■ **What is required**: Pick out each line of the records in which the word "JSON" appears.

(Extracts from a graphics dataset)
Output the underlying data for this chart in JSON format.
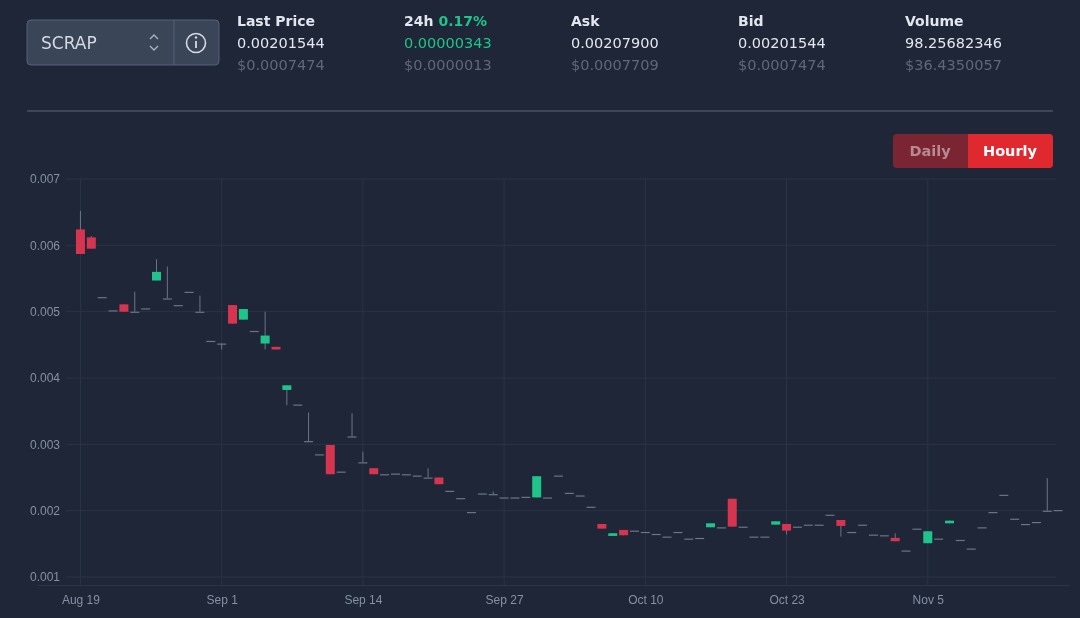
{
  "chart_data": {
    "type": "candlestick",
    "annotations": [
      "SCRAP",
      "Last Price",
      "0.00201544",
      "$0.0007474",
      "24h",
      "0.17%",
      "0.00000343",
      "$0.0000013",
      "Ask",
      "0.00207900",
      "$0.0007709",
      "Bid",
      "0.00201544",
      "$0.0007474",
      "Volume",
      "98.25682346",
      "$36.4350057",
      "Daily",
      "Hourly"
    ],
    "x": [
      "--08-19",
      "--08-20",
      "--08-21",
      "--08-22",
      "--08-23",
      "--08-24",
      "--08-25",
      "--08-26",
      "--08-27",
      "--08-28",
      "--08-29",
      "--08-30",
      "--08-31",
      "--09-01",
      "--09-02",
      "--09-03",
      "--09-04",
      "--09-05",
      "--09-06",
      "--09-07",
      "--09-08",
      "--09-09",
      "--09-10",
      "--09-11",
      "--09-12",
      "--09-13",
      "--09-14",
      "--09-15",
      "--09-16",
      "--09-17",
      "--09-18",
      "--09-19",
      "--09-20",
      "--09-21",
      "--09-22",
      "--09-23",
      "--09-24",
      "--09-25",
      "--09-26",
      "--09-27",
      "--09-28",
      "--09-29",
      "--09-30",
      "--10-01",
      "--10-02",
      "--10-03",
      "--10-04",
      "--10-05",
      "--10-06",
      "--10-07",
      "--10-08",
      "--10-09",
      "--10-10",
      "--10-11",
      "--10-12",
      "--10-13",
      "--10-14",
      "--10-15",
      "--10-16",
      "--10-17",
      "--10-18",
      "--10-19",
      "--10-20",
      "--10-21",
      "--10-22",
      "--10-23",
      "--10-24",
      "--10-25",
      "--10-26",
      "--10-27",
      "--10-28",
      "--10-29",
      "--10-30",
      "--10-31",
      "--11-01",
      "--11-02",
      "--11-03",
      "--11-04",
      "--11-05",
      "--11-06",
      "--11-07",
      "--11-08",
      "--11-09",
      "--11-10",
      "--11-11",
      "--11-12",
      "--11-13",
      "--11-14",
      "--11-15",
      "--11-16",
      "--11-17"
    ],
    "ohlc": [
      [
        0.00624,
        0.00652,
        0.00587,
        0.00587
      ],
      [
        0.00612,
        0.00614,
        0.00595,
        0.00595
      ],
      [
        0.00522,
        0.00522,
        0.00522,
        0.00522
      ],
      [
        0.00502,
        0.00502,
        0.00502,
        0.00502
      ],
      [
        0.00511,
        0.00511,
        0.005,
        0.005
      ],
      [
        0.005,
        0.0053,
        0.005,
        0.005
      ],
      [
        0.00505,
        0.00505,
        0.00505,
        0.00505
      ],
      [
        0.00547,
        0.00579,
        0.00547,
        0.0056
      ],
      [
        0.0052,
        0.00568,
        0.0052,
        0.0052
      ],
      [
        0.0051,
        0.0051,
        0.0051,
        0.0051
      ],
      [
        0.0053,
        0.0053,
        0.0053,
        0.0053
      ],
      [
        0.005,
        0.00524,
        0.005,
        0.005
      ],
      [
        0.00456,
        0.00456,
        0.00456,
        0.00456
      ],
      [
        0.00452,
        0.00452,
        0.00443,
        0.00452
      ],
      [
        0.0051,
        0.0051,
        0.00482,
        0.00482
      ],
      [
        0.00488,
        0.00504,
        0.00488,
        0.00504
      ],
      [
        0.00471,
        0.00471,
        0.00471,
        0.00471
      ],
      [
        0.00452,
        0.005,
        0.00443,
        0.00464
      ],
      [
        0.00447,
        0.00447,
        0.00443,
        0.00443
      ],
      [
        0.00382,
        0.00389,
        0.00359,
        0.00389
      ],
      [
        0.0036,
        0.0036,
        0.0036,
        0.0036
      ],
      [
        0.00305,
        0.00348,
        0.00305,
        0.00305
      ],
      [
        0.00285,
        0.00285,
        0.00285,
        0.00285
      ],
      [
        0.00299,
        0.00299,
        0.00255,
        0.00255
      ],
      [
        0.00259,
        0.00259,
        0.00259,
        0.00259
      ],
      [
        0.00312,
        0.00347,
        0.00312,
        0.00312
      ],
      [
        0.00273,
        0.00289,
        0.00273,
        0.00273
      ],
      [
        0.00264,
        0.00264,
        0.00255,
        0.00255
      ],
      [
        0.00255,
        0.00255,
        0.00255,
        0.00255
      ],
      [
        0.00256,
        0.00256,
        0.00256,
        0.00256
      ],
      [
        0.00255,
        0.00255,
        0.00255,
        0.00255
      ],
      [
        0.00253,
        0.00253,
        0.00253,
        0.00253
      ],
      [
        0.0025,
        0.00264,
        0.0025,
        0.0025
      ],
      [
        0.0025,
        0.0025,
        0.0024,
        0.0024
      ],
      [
        0.0023,
        0.0023,
        0.0023,
        0.0023
      ],
      [
        0.00219,
        0.00219,
        0.00219,
        0.00219
      ],
      [
        0.00198,
        0.00198,
        0.00198,
        0.00198
      ],
      [
        0.00226,
        0.00226,
        0.00226,
        0.00226
      ],
      [
        0.00225,
        0.00229,
        0.00225,
        0.00225
      ],
      [
        0.0022,
        0.0022,
        0.0022,
        0.0022
      ],
      [
        0.0022,
        0.0022,
        0.0022,
        0.0022
      ],
      [
        0.00221,
        0.00221,
        0.00221,
        0.00221
      ],
      [
        0.0022,
        0.00252,
        0.0022,
        0.00252
      ],
      [
        0.0022,
        0.0022,
        0.0022,
        0.0022
      ],
      [
        0.00253,
        0.00253,
        0.00253,
        0.00253
      ],
      [
        0.00227,
        0.00227,
        0.00227,
        0.00227
      ],
      [
        0.00223,
        0.00223,
        0.00223,
        0.00223
      ],
      [
        0.00206,
        0.00206,
        0.00206,
        0.00206
      ],
      [
        0.0018,
        0.0018,
        0.00173,
        0.00173
      ],
      [
        0.00162,
        0.00166,
        0.00162,
        0.00166
      ],
      [
        0.00171,
        0.00171,
        0.00163,
        0.00163
      ],
      [
        0.0017,
        0.0017,
        0.0017,
        0.0017
      ],
      [
        0.00168,
        0.00168,
        0.00168,
        0.00168
      ],
      [
        0.00165,
        0.00165,
        0.00165,
        0.00165
      ],
      [
        0.00161,
        0.00161,
        0.00161,
        0.00161
      ],
      [
        0.00168,
        0.00168,
        0.00168,
        0.00168
      ],
      [
        0.00158,
        0.00158,
        0.00158,
        0.00158
      ],
      [
        0.00159,
        0.00159,
        0.00159,
        0.00159
      ],
      [
        0.00175,
        0.00181,
        0.00175,
        0.00181
      ],
      [
        0.00175,
        0.00175,
        0.00175,
        0.00175
      ],
      [
        0.00218,
        0.00218,
        0.00176,
        0.00176
      ],
      [
        0.00176,
        0.00176,
        0.00176,
        0.00176
      ],
      [
        0.00161,
        0.00161,
        0.00161,
        0.00161
      ],
      [
        0.00161,
        0.00161,
        0.00161,
        0.00161
      ],
      [
        0.00179,
        0.00184,
        0.00179,
        0.00184
      ],
      [
        0.0018,
        0.0018,
        0.00164,
        0.0017
      ],
      [
        0.00176,
        0.00176,
        0.00176,
        0.00176
      ],
      [
        0.00179,
        0.00179,
        0.00179,
        0.00179
      ],
      [
        0.00179,
        0.00179,
        0.00179,
        0.00179
      ],
      [
        0.00194,
        0.00194,
        0.00194,
        0.00194
      ],
      [
        0.00186,
        0.00186,
        0.00161,
        0.00177
      ],
      [
        0.00168,
        0.00168,
        0.00168,
        0.00168
      ],
      [
        0.00179,
        0.00179,
        0.00179,
        0.00179
      ],
      [
        0.00164,
        0.00164,
        0.00164,
        0.00164
      ],
      [
        0.00163,
        0.00163,
        0.00163,
        0.00163
      ],
      [
        0.00159,
        0.00166,
        0.00154,
        0.00154
      ],
      [
        0.0014,
        0.0014,
        0.0014,
        0.0014
      ],
      [
        0.00173,
        0.00173,
        0.00173,
        0.00173
      ],
      [
        0.00151,
        0.00169,
        0.00151,
        0.00169
      ],
      [
        0.00158,
        0.00158,
        0.00158,
        0.00158
      ],
      [
        0.00181,
        0.00185,
        0.00181,
        0.00185
      ],
      [
        0.00156,
        0.00156,
        0.00156,
        0.00156
      ],
      [
        0.00143,
        0.00143,
        0.00143,
        0.00143
      ],
      [
        0.00175,
        0.00175,
        0.00175,
        0.00175
      ],
      [
        0.00198,
        0.00198,
        0.00198,
        0.00198
      ],
      [
        0.00224,
        0.00224,
        0.00224,
        0.00224
      ],
      [
        0.00188,
        0.00188,
        0.00188,
        0.00188
      ],
      [
        0.0018,
        0.0018,
        0.0018,
        0.0018
      ],
      [
        0.00183,
        0.00183,
        0.00183,
        0.00183
      ],
      [
        0.002,
        0.00249,
        0.002,
        0.002
      ],
      [
        0.00201,
        0.00201,
        0.00201,
        0.00201
      ]
    ],
    "colors": [
      "#d7354f",
      "#d7354f",
      "#6b7586",
      "#6b7586",
      "#d7354f",
      "#6b7586",
      "#6b7586",
      "#1fc48a",
      "#6b7586",
      "#6b7586",
      "#6b7586",
      "#6b7586",
      "#6b7586",
      "#6b7586",
      "#d7354f",
      "#1fc48a",
      "#6b7586",
      "#1fc48a",
      "#d7354f",
      "#1fc48a",
      "#6b7586",
      "#6b7586",
      "#6b7586",
      "#d7354f",
      "#6b7586",
      "#6b7586",
      "#6b7586",
      "#d7354f",
      "#6b7586",
      "#6b7586",
      "#6b7586",
      "#6b7586",
      "#6b7586",
      "#d7354f",
      "#6b7586",
      "#6b7586",
      "#6b7586",
      "#6b7586",
      "#6b7586",
      "#6b7586",
      "#6b7586",
      "#6b7586",
      "#1fc48a",
      "#6b7586",
      "#6b7586",
      "#6b7586",
      "#6b7586",
      "#6b7586",
      "#d7354f",
      "#1fc48a",
      "#d7354f",
      "#6b7586",
      "#6b7586",
      "#6b7586",
      "#6b7586",
      "#6b7586",
      "#6b7586",
      "#6b7586",
      "#1fc48a",
      "#6b7586",
      "#d7354f",
      "#6b7586",
      "#6b7586",
      "#6b7586",
      "#1fc48a",
      "#d7354f",
      "#6b7586",
      "#6b7586",
      "#6b7586",
      "#6b7586",
      "#d7354f",
      "#6b7586",
      "#6b7586",
      "#6b7586",
      "#6b7586",
      "#d7354f",
      "#6b7586",
      "#6b7586",
      "#1fc48a",
      "#6b7586",
      "#1fc48a",
      "#6b7586",
      "#6b7586",
      "#6b7586",
      "#6b7586",
      "#6b7586",
      "#6b7586",
      "#6b7586",
      "#6b7586",
      "#6b7586",
      "#6b7586"
    ],
    "xlim": [
      "--08-15",
      "--11-18"
    ],
    "xticks": [
      {
        "value": "--08-19",
        "label": "Aug 19"
      },
      {
        "value": "--09-01",
        "label": "Sep 1"
      },
      {
        "value": "--09-14",
        "label": "Sep 14"
      },
      {
        "value": "--09-27",
        "label": "Sep 27"
      },
      {
        "value": "--10-10",
        "label": "Oct 10"
      },
      {
        "value": "--10-23",
        "label": "Oct 23"
      },
      {
        "value": "--11-05",
        "label": "Nov 5"
      }
    ],
    "ylim": [
      0.00088,
      0.007
    ],
    "yticks": [
      0.001,
      0.002,
      0.003,
      0.004,
      0.005,
      0.006,
      0.007
    ],
    "grid": true
  }
}
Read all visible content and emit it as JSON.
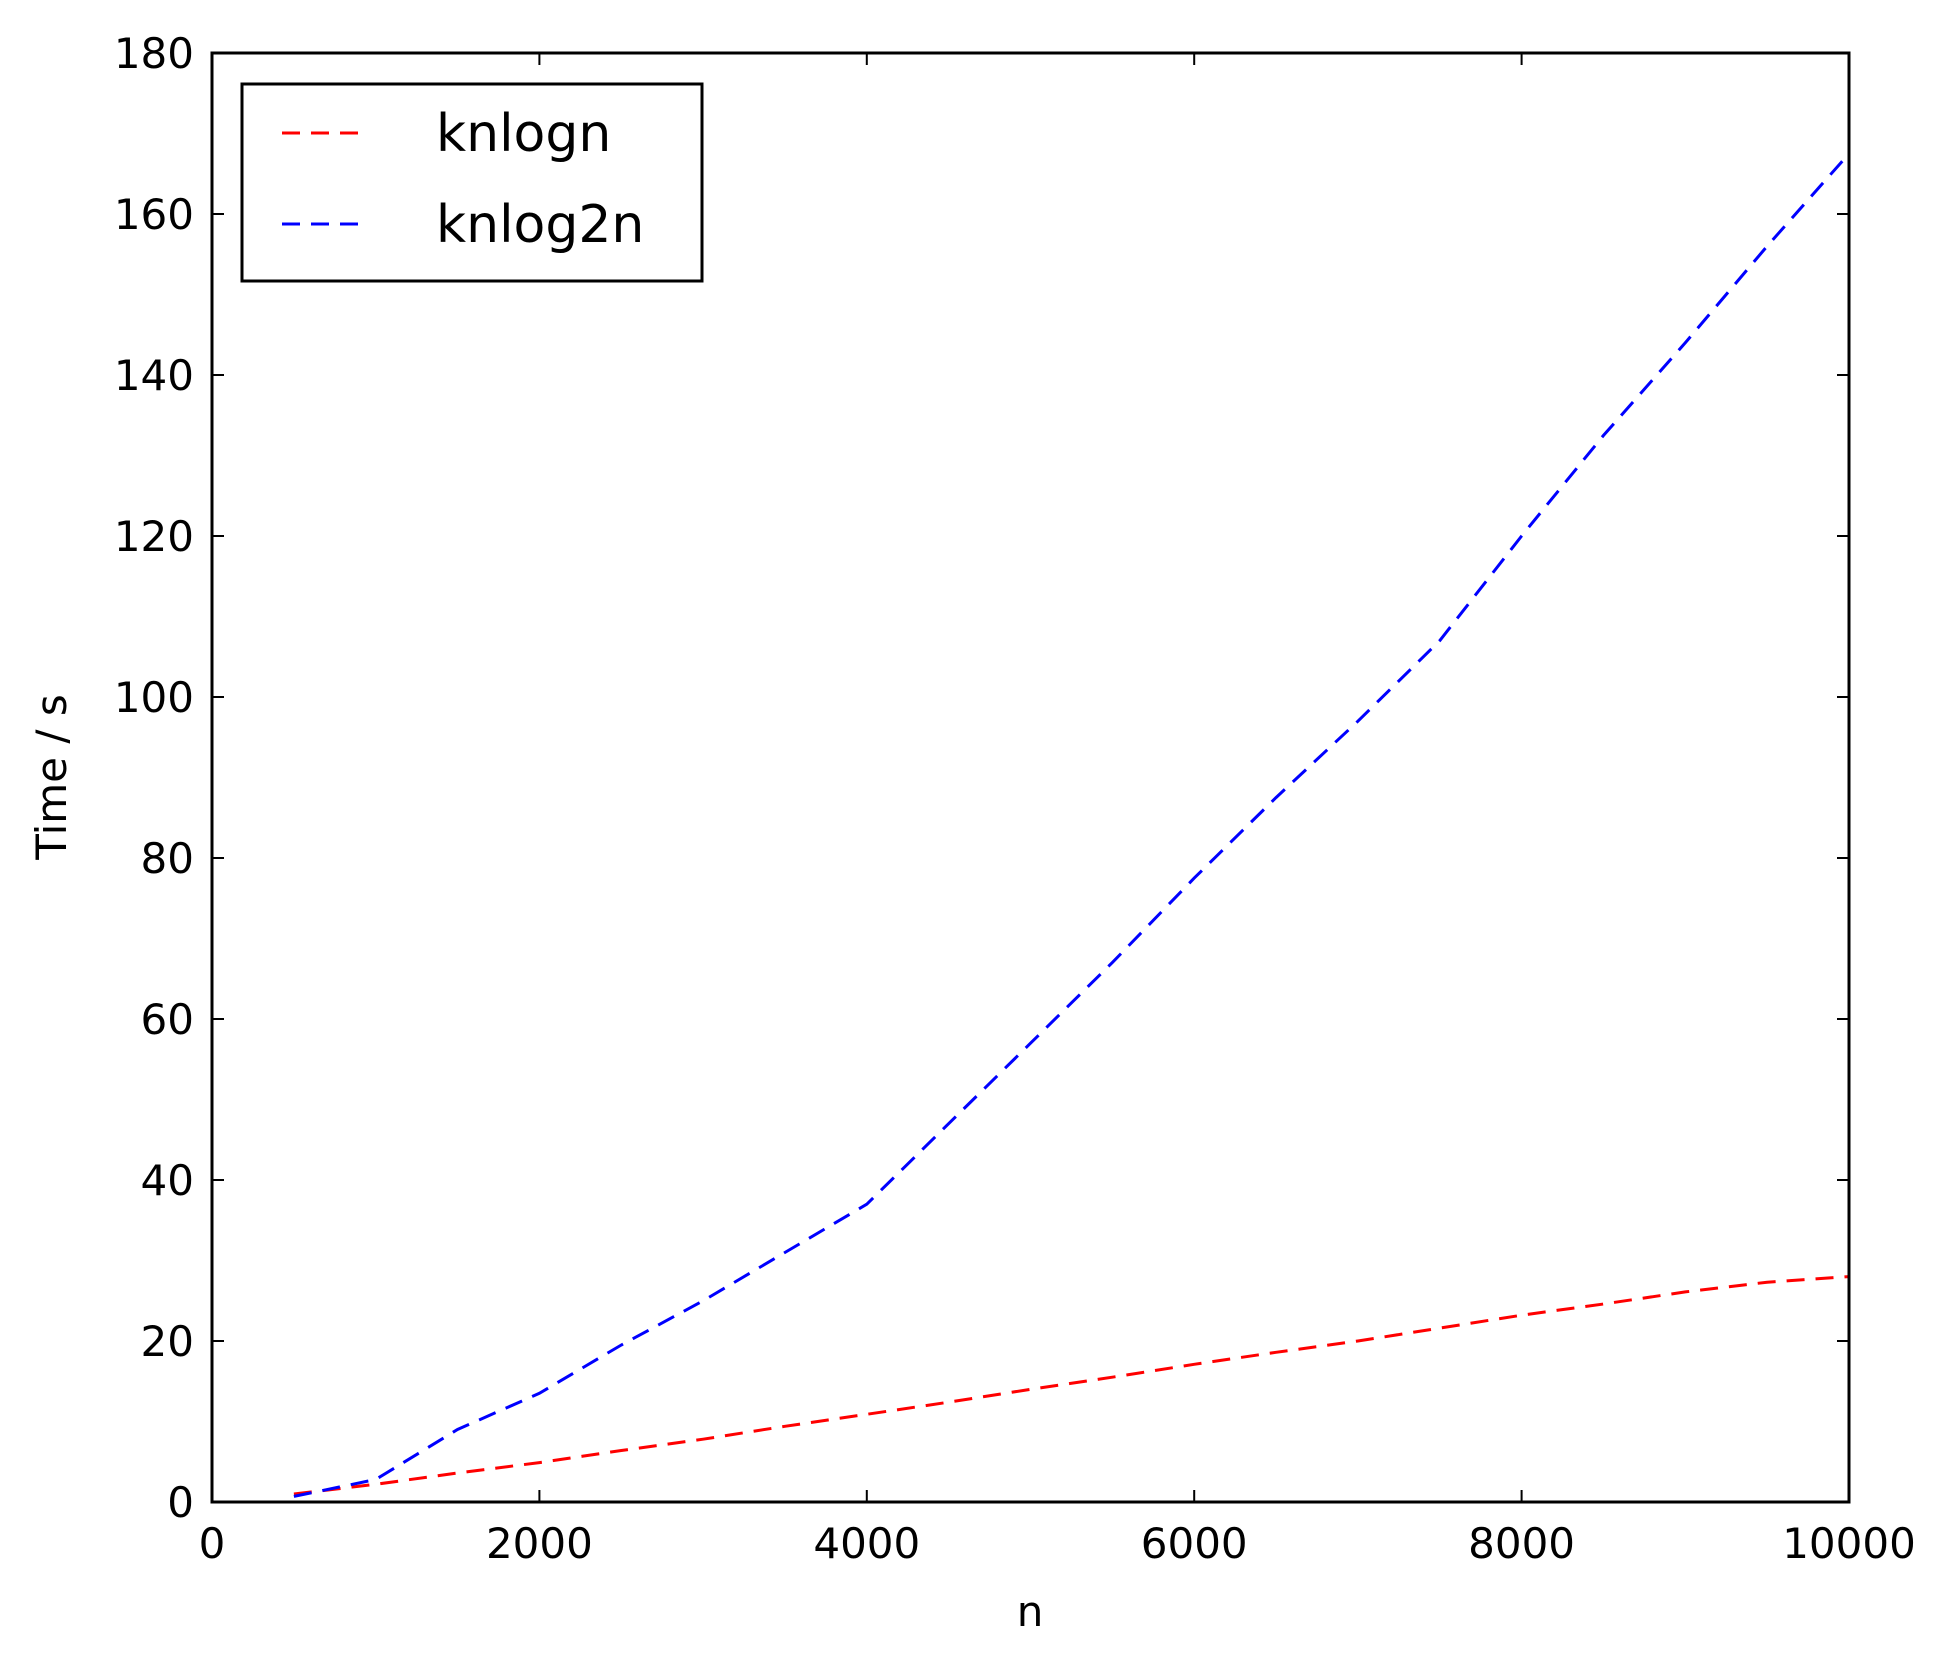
{
  "chart_data": {
    "type": "line",
    "title": "",
    "xlabel": "n",
    "ylabel": "Time / s",
    "xlim": [
      0,
      10000
    ],
    "ylim": [
      0,
      180
    ],
    "xticks": [
      0,
      2000,
      4000,
      6000,
      8000,
      10000
    ],
    "yticks": [
      0,
      20,
      40,
      60,
      80,
      100,
      120,
      140,
      160,
      180
    ],
    "xtick_labels": [
      "0",
      "2000",
      "4000",
      "6000",
      "8000",
      "10000"
    ],
    "ytick_labels": [
      "0",
      "20",
      "40",
      "60",
      "80",
      "100",
      "120",
      "140",
      "160",
      "180"
    ],
    "grid": false,
    "legend_position": "upper-left",
    "series": [
      {
        "name": "knlogn",
        "color": "#ff0000",
        "line_style": "dashed",
        "x": [
          500,
          1000,
          1500,
          2000,
          2500,
          3000,
          3500,
          4000,
          4500,
          5000,
          5500,
          6000,
          6500,
          7000,
          7500,
          8000,
          8500,
          9000,
          9500,
          10000
        ],
        "y": [
          1.0,
          2.2,
          3.6,
          4.9,
          6.4,
          7.8,
          9.4,
          10.9,
          12.4,
          14.0,
          15.5,
          17.1,
          18.6,
          20.0,
          21.6,
          23.2,
          24.6,
          26.1,
          27.3,
          28.0
        ]
      },
      {
        "name": "knlog2n",
        "color": "#0000ff",
        "line_style": "dashed",
        "x": [
          500,
          1000,
          1500,
          2000,
          2500,
          3000,
          3500,
          4000,
          4500,
          5000,
          5500,
          6000,
          6500,
          7000,
          7500,
          8000,
          8500,
          9000,
          9500,
          10000
        ],
        "y": [
          0.7,
          2.8,
          9.0,
          13.5,
          19.5,
          25.0,
          31.0,
          37.0,
          47.0,
          57.0,
          67.0,
          77.5,
          87.5,
          97.0,
          107.0,
          120.0,
          132.5,
          144.0,
          156.0,
          167.5
        ]
      }
    ]
  }
}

■ **Task solution**:
Output the underlying data for this chart in JSON format.
Read all visible content and emit it as JSON.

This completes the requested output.